— START OF RECORDS FOR THIS TASK —

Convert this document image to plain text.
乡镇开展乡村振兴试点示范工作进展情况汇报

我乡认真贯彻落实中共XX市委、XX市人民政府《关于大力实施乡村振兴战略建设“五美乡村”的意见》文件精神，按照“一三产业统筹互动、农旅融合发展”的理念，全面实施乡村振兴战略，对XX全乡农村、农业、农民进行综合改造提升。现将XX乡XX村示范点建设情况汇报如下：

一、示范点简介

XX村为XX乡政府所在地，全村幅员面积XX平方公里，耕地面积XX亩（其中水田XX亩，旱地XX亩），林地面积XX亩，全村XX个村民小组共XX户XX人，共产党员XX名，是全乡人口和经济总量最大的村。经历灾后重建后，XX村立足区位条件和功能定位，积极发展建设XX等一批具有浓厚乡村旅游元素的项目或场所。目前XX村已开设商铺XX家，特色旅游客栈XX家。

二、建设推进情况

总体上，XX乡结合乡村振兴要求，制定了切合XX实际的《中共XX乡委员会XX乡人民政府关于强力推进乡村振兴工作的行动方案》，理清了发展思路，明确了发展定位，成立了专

— END OF RECORDS FOR THIS TASK —
— START OF RECORDS FOR THIS TASK —

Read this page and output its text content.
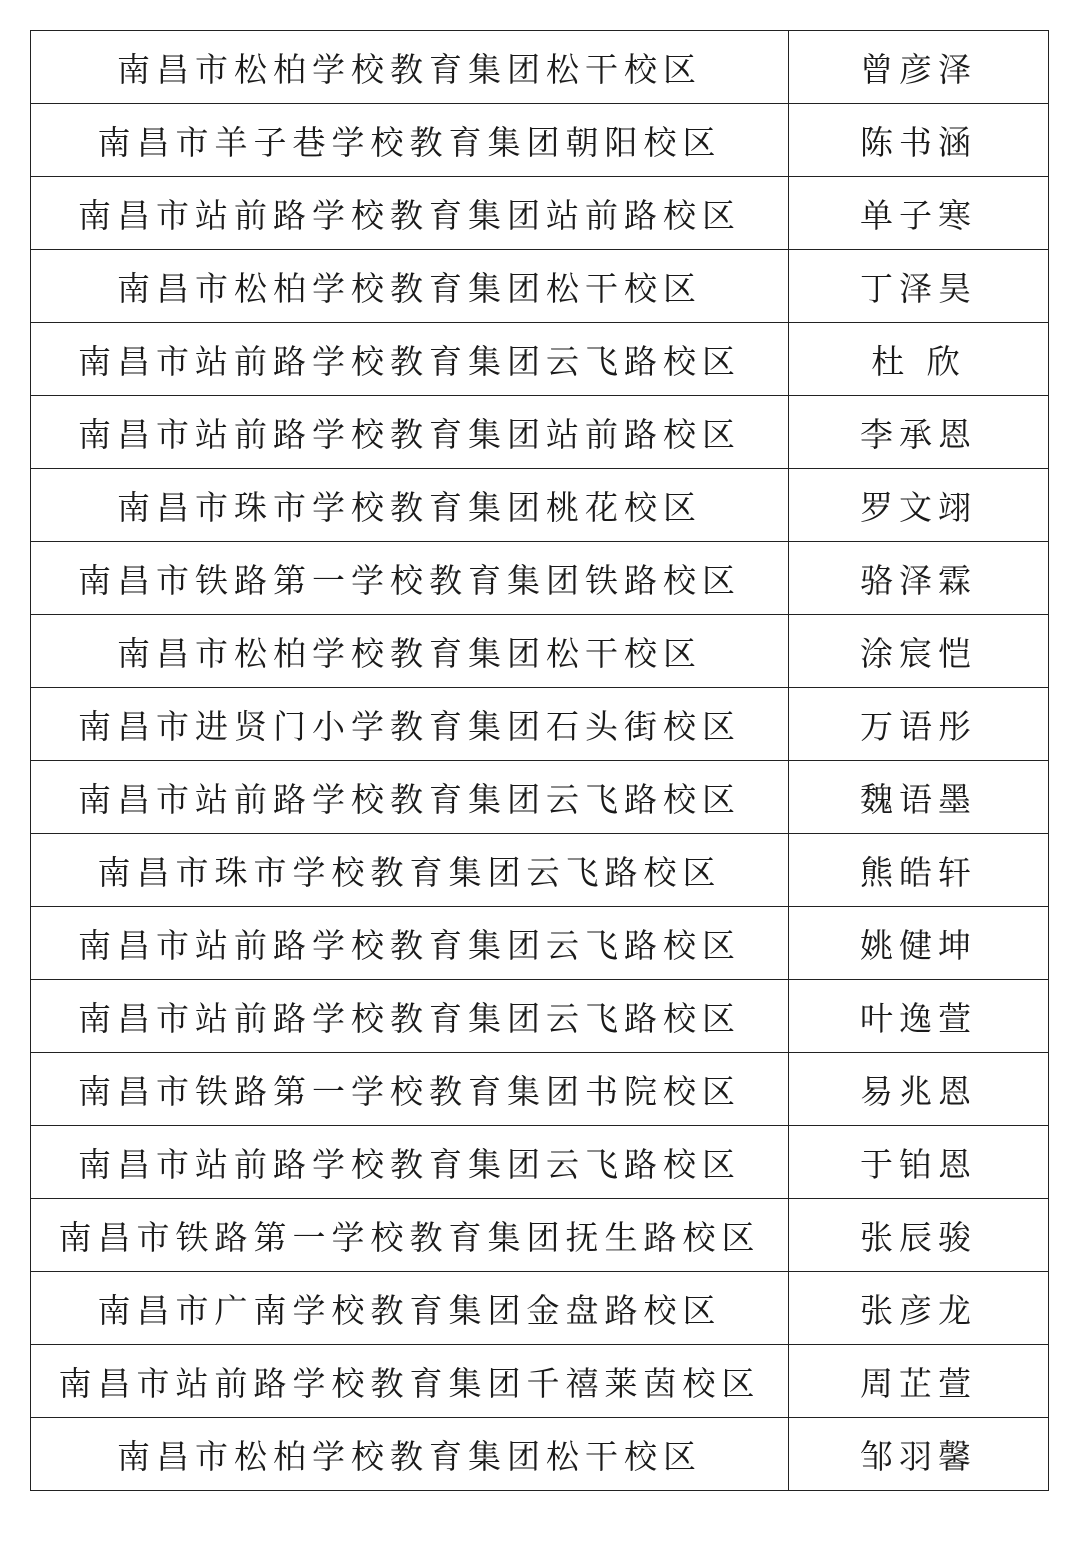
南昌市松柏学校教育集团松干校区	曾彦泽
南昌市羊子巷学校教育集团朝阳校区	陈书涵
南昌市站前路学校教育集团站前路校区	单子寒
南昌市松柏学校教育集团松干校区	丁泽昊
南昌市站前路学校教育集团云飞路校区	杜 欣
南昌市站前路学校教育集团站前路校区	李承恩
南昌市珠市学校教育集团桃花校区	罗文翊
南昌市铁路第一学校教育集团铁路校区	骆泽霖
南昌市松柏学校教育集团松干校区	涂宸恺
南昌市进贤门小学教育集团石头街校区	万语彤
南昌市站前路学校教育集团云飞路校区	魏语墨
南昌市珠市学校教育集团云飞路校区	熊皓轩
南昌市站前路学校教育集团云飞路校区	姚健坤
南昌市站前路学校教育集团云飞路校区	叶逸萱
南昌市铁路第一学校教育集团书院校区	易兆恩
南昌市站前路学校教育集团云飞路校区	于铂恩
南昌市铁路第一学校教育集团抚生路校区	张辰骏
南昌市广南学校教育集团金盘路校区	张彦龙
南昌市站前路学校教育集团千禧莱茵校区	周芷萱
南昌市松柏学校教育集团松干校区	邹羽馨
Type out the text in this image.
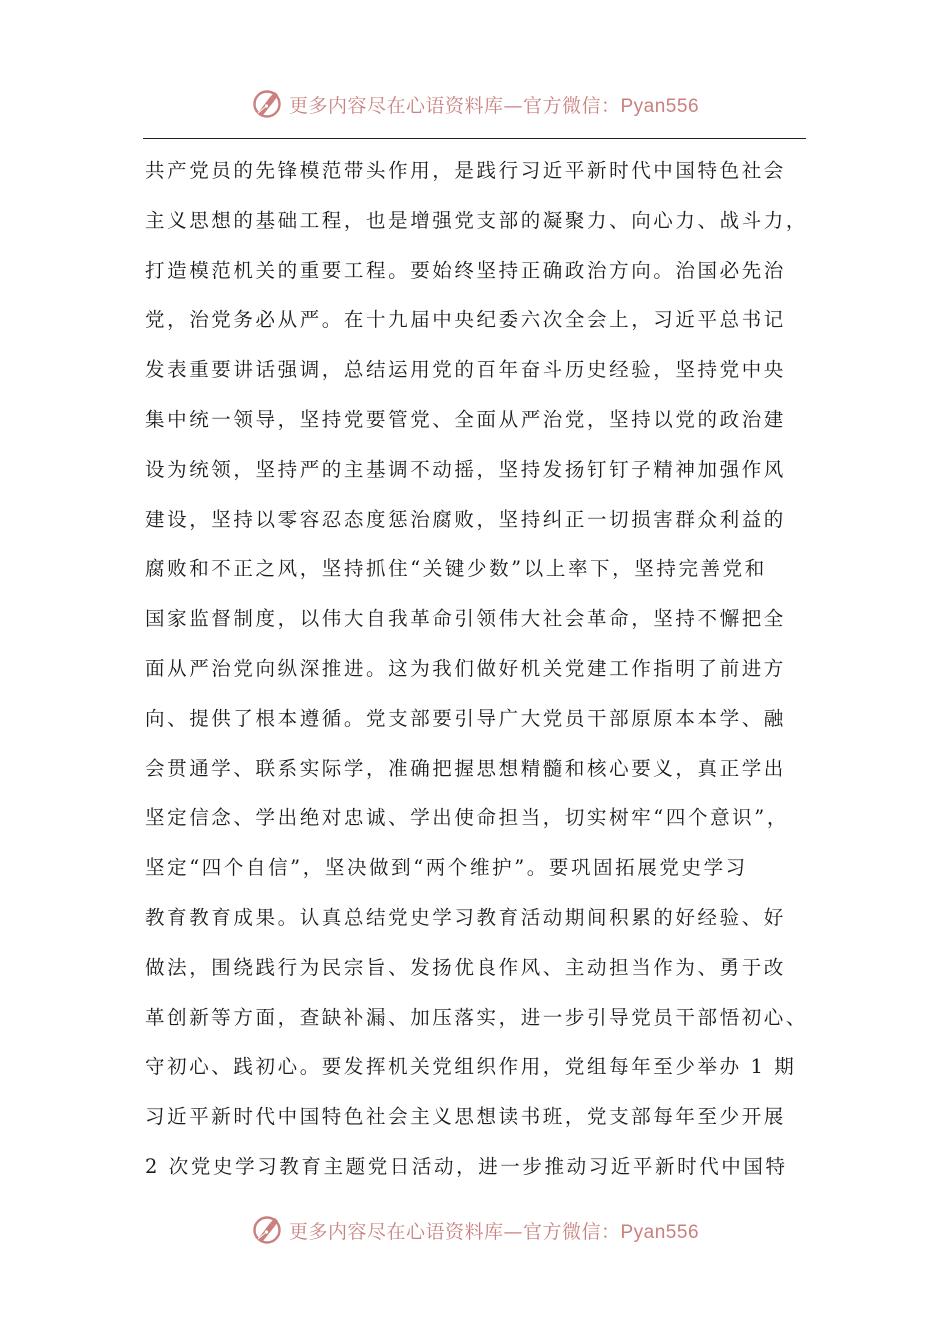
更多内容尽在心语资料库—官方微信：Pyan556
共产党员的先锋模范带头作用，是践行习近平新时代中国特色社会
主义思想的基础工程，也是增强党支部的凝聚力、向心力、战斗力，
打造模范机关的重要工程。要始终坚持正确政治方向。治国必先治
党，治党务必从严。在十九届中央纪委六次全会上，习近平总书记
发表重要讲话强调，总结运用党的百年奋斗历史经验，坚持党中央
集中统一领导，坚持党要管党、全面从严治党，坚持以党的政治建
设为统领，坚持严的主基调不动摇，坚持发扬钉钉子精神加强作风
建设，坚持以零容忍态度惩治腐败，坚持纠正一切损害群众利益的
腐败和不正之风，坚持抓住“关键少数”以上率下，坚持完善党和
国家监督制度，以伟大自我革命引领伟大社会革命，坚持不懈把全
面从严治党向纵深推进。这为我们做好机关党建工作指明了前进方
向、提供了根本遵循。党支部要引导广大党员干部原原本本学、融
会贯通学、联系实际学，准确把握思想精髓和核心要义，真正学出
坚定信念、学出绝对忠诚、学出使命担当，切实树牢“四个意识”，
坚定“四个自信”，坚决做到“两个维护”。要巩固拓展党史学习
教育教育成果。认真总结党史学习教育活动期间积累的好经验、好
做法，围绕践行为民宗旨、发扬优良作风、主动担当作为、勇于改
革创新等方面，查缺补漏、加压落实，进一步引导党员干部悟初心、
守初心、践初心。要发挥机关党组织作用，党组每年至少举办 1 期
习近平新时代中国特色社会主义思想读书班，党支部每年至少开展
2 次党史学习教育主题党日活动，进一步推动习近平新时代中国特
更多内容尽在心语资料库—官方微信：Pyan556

— END OF RECORDS FOR THIS TASK —
— START OF RECORDS FOR THIS TASK —

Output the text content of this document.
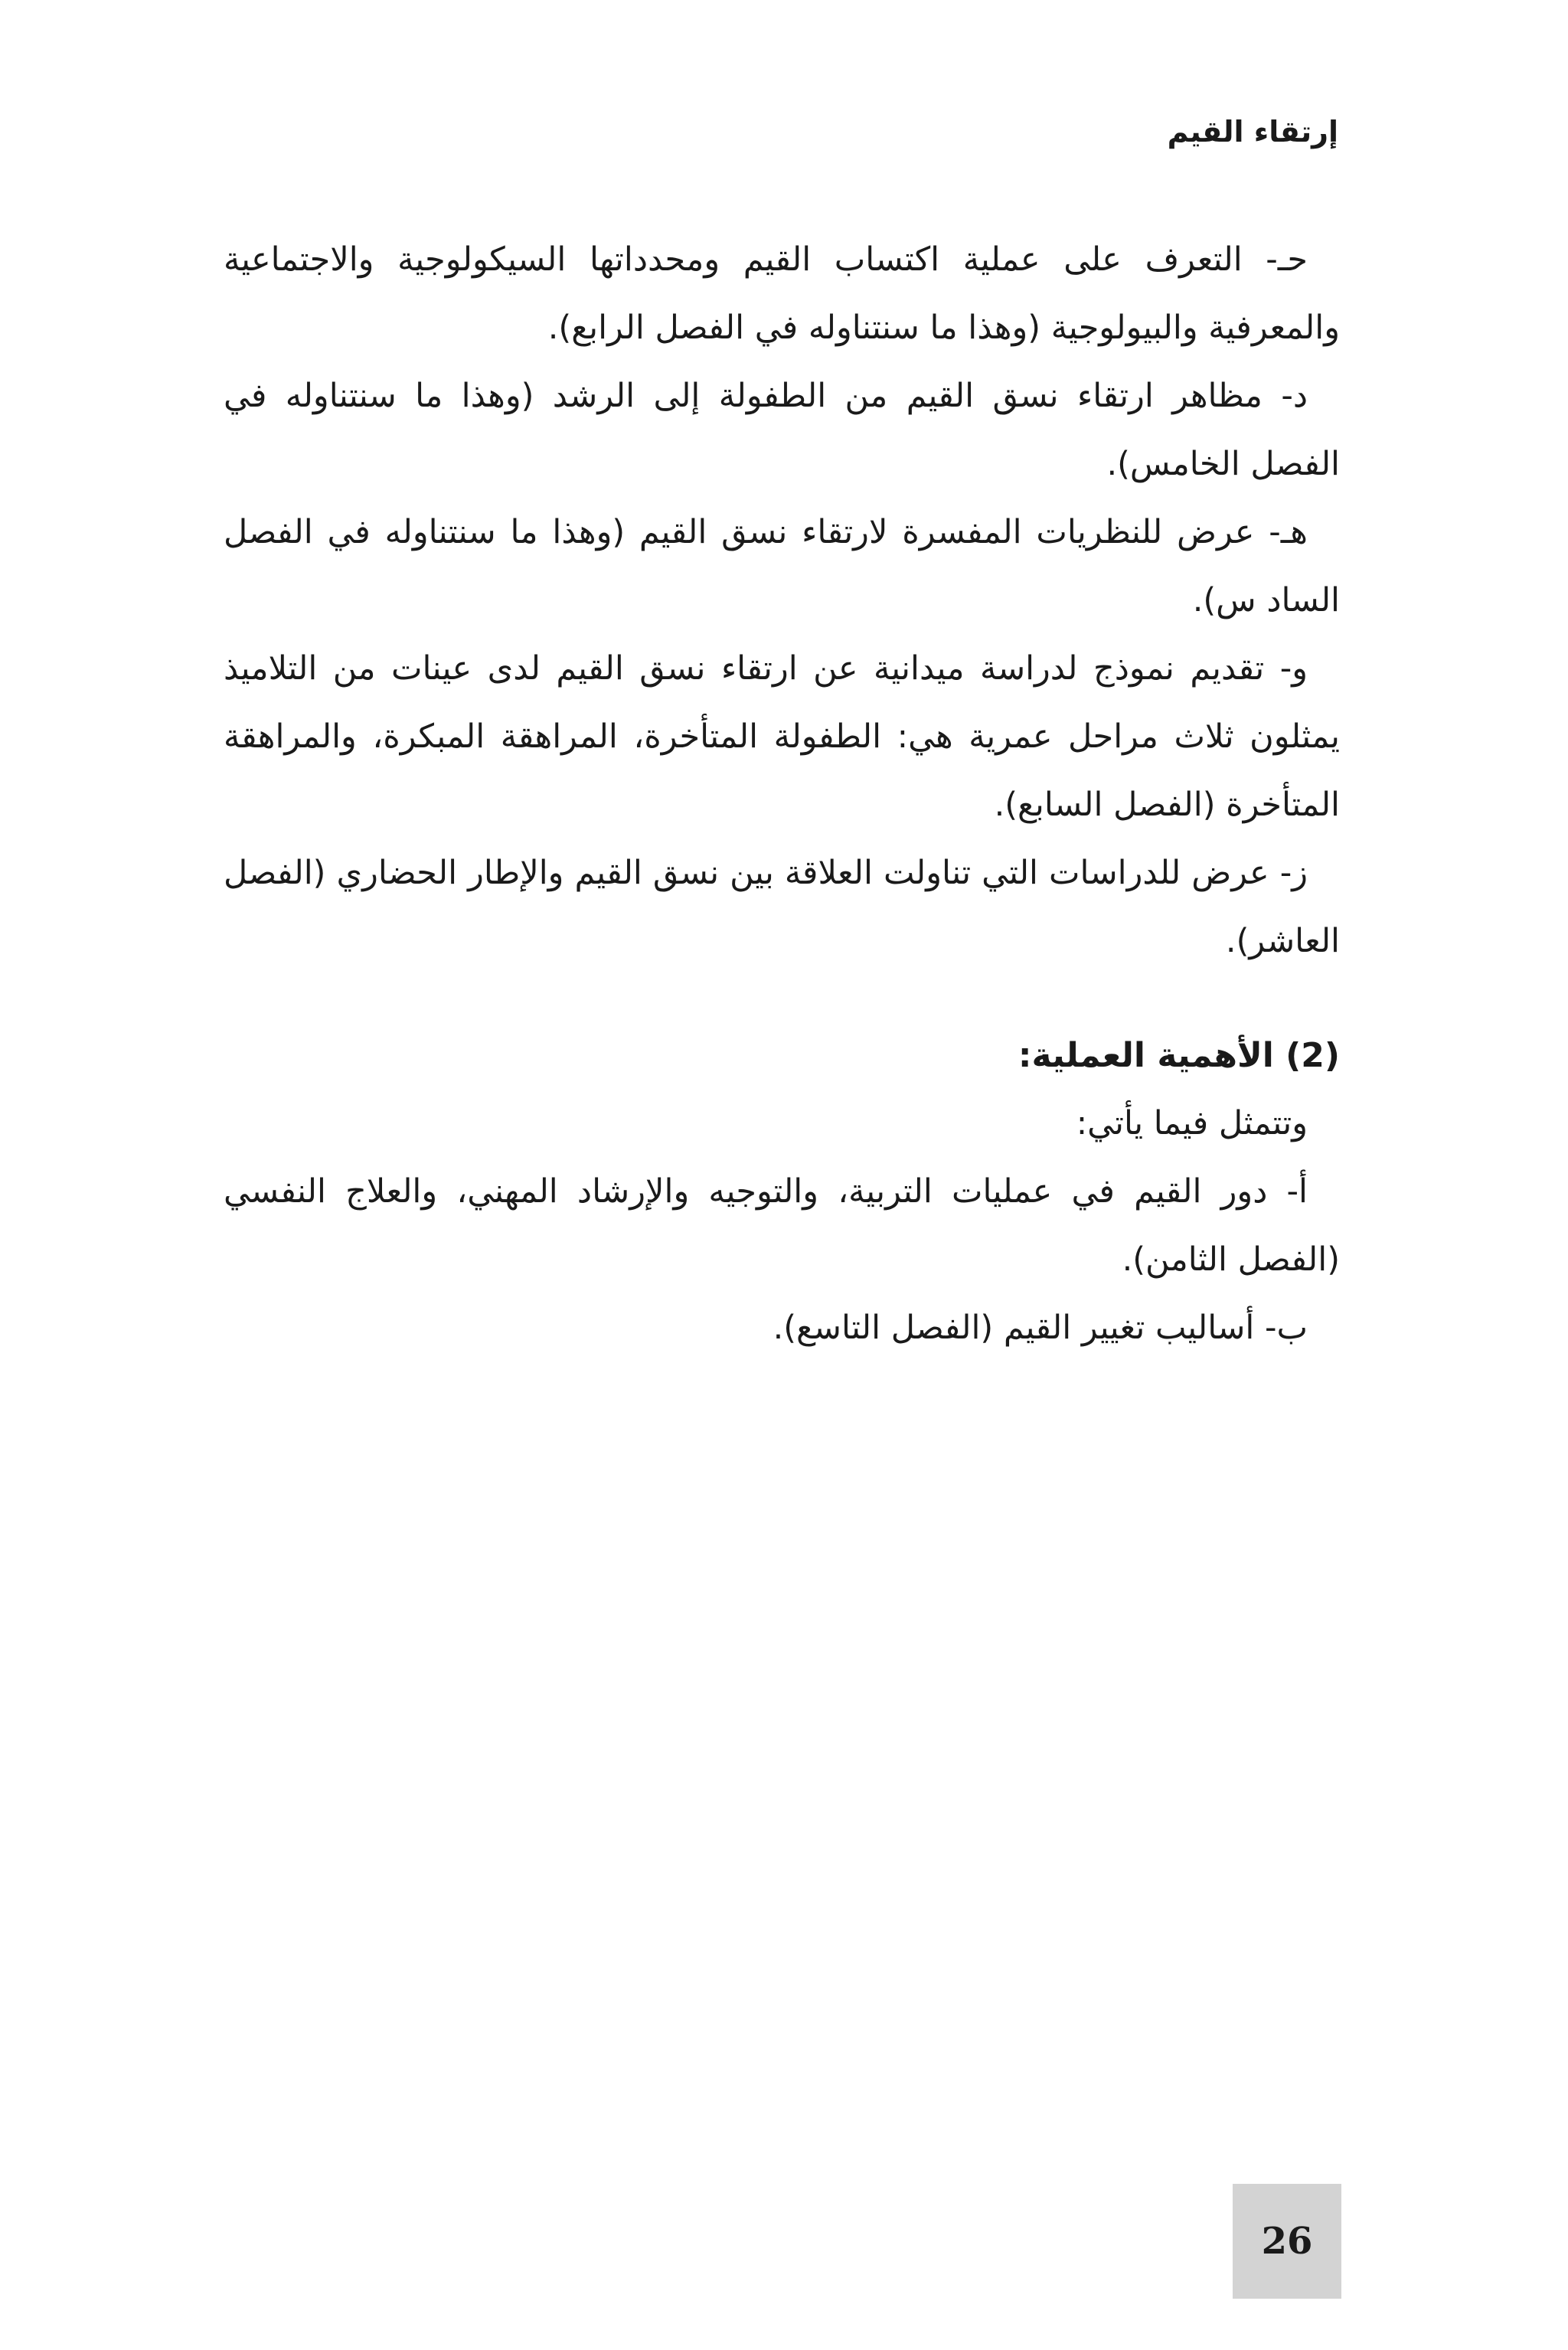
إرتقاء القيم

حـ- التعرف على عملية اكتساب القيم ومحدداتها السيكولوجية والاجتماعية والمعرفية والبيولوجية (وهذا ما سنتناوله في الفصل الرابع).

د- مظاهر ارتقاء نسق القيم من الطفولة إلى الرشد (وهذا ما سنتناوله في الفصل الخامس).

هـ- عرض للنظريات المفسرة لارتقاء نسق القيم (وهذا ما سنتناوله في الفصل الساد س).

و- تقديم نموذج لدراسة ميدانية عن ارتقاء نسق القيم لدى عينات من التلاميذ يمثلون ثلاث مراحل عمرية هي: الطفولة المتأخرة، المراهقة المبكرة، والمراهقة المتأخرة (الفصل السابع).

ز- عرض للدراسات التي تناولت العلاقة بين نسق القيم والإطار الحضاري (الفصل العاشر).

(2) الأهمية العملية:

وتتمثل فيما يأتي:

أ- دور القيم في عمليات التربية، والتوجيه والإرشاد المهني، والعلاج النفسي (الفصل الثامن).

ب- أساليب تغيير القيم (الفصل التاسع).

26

— END OF RECORDS FOR THIS TASK —

◆ **DIRECTIONS**: Pull out every line holding "text" from the records above, and copy it.

◆ **SOLUTION**:
Convert this document image to plain text.
Read this page and output its text content.
Type out the text in this image.
Output the text content of this document.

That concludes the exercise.